*Task description*.
Pull every line containing "exon" from the entries.

** Start Records shown **

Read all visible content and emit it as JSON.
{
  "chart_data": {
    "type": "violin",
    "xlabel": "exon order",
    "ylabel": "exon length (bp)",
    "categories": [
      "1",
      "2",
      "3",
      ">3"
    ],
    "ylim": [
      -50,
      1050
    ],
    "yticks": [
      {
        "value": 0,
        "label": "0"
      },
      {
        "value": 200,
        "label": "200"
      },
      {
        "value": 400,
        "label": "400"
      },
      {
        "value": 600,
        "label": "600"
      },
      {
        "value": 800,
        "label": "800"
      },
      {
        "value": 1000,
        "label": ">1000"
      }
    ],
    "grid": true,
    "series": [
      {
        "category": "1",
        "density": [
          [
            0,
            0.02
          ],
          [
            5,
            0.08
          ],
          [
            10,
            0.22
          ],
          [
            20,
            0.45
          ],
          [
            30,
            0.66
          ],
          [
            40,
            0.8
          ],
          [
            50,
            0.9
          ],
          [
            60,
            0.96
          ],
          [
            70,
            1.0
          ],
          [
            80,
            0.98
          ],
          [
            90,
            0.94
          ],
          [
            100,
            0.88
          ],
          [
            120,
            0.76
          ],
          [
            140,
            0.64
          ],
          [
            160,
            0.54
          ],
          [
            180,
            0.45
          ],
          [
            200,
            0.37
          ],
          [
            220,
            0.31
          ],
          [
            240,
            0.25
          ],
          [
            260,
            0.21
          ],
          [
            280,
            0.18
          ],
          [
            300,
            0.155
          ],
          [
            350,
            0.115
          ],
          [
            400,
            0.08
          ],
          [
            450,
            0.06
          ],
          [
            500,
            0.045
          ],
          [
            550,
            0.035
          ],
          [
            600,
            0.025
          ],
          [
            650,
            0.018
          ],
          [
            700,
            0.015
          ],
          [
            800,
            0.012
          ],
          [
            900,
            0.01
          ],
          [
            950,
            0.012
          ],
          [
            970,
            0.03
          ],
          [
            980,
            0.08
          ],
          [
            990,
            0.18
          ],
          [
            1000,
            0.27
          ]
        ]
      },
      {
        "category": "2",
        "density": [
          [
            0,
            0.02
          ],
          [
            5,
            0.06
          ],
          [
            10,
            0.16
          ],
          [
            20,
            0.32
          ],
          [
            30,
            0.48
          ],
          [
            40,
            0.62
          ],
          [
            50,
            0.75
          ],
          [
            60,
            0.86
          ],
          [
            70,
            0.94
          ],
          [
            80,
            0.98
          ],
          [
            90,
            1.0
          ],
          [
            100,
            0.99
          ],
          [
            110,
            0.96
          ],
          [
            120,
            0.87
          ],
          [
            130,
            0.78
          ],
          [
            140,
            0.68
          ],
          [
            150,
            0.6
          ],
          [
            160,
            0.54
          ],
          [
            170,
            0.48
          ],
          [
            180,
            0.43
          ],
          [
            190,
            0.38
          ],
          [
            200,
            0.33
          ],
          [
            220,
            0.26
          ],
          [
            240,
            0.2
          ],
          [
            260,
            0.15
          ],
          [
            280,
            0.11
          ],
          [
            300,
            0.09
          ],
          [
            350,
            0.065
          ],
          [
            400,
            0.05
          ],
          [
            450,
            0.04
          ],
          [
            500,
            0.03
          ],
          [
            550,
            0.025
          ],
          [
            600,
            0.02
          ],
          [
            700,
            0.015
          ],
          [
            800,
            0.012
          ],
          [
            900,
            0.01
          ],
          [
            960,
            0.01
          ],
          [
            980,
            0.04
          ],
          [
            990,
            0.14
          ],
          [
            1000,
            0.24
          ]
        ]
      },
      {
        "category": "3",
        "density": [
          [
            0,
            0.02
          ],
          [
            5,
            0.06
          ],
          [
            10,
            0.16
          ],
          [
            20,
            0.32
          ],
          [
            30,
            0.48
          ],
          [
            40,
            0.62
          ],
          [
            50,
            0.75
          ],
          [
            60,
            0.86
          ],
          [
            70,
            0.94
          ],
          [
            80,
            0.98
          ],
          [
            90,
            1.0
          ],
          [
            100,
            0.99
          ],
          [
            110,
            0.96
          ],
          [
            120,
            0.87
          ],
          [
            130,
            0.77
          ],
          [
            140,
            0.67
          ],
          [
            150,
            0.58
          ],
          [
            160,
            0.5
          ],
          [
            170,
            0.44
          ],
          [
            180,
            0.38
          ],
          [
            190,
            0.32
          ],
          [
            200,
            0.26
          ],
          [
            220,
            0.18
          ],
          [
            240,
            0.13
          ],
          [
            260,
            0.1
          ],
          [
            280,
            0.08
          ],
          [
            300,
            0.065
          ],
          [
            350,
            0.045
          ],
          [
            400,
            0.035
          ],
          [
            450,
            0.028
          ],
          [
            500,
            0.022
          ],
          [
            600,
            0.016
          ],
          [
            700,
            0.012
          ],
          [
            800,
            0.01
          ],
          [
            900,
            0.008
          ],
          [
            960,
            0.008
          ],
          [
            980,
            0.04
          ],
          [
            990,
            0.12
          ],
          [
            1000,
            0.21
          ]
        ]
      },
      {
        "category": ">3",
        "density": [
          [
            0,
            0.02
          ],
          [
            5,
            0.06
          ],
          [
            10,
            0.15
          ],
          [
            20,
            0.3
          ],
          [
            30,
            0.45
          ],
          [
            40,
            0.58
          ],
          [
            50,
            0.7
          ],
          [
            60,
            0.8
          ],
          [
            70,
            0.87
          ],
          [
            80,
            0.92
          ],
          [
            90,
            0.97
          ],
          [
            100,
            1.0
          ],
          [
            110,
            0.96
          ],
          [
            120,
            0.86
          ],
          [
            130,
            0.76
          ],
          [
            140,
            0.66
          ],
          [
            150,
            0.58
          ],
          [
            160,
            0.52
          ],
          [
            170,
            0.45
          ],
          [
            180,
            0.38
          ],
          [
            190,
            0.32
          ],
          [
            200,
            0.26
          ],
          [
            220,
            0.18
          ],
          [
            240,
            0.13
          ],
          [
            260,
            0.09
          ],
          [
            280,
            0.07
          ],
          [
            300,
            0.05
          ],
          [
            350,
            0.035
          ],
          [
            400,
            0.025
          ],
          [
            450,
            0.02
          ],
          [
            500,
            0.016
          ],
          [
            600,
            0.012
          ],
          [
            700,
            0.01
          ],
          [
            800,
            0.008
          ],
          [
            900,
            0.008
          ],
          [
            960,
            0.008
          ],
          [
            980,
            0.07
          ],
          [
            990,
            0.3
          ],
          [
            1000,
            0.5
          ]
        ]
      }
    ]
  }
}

** End Records shown **

*The answer*.
    "xlabel": "exon order",
    "ylabel": "exon length (bp)",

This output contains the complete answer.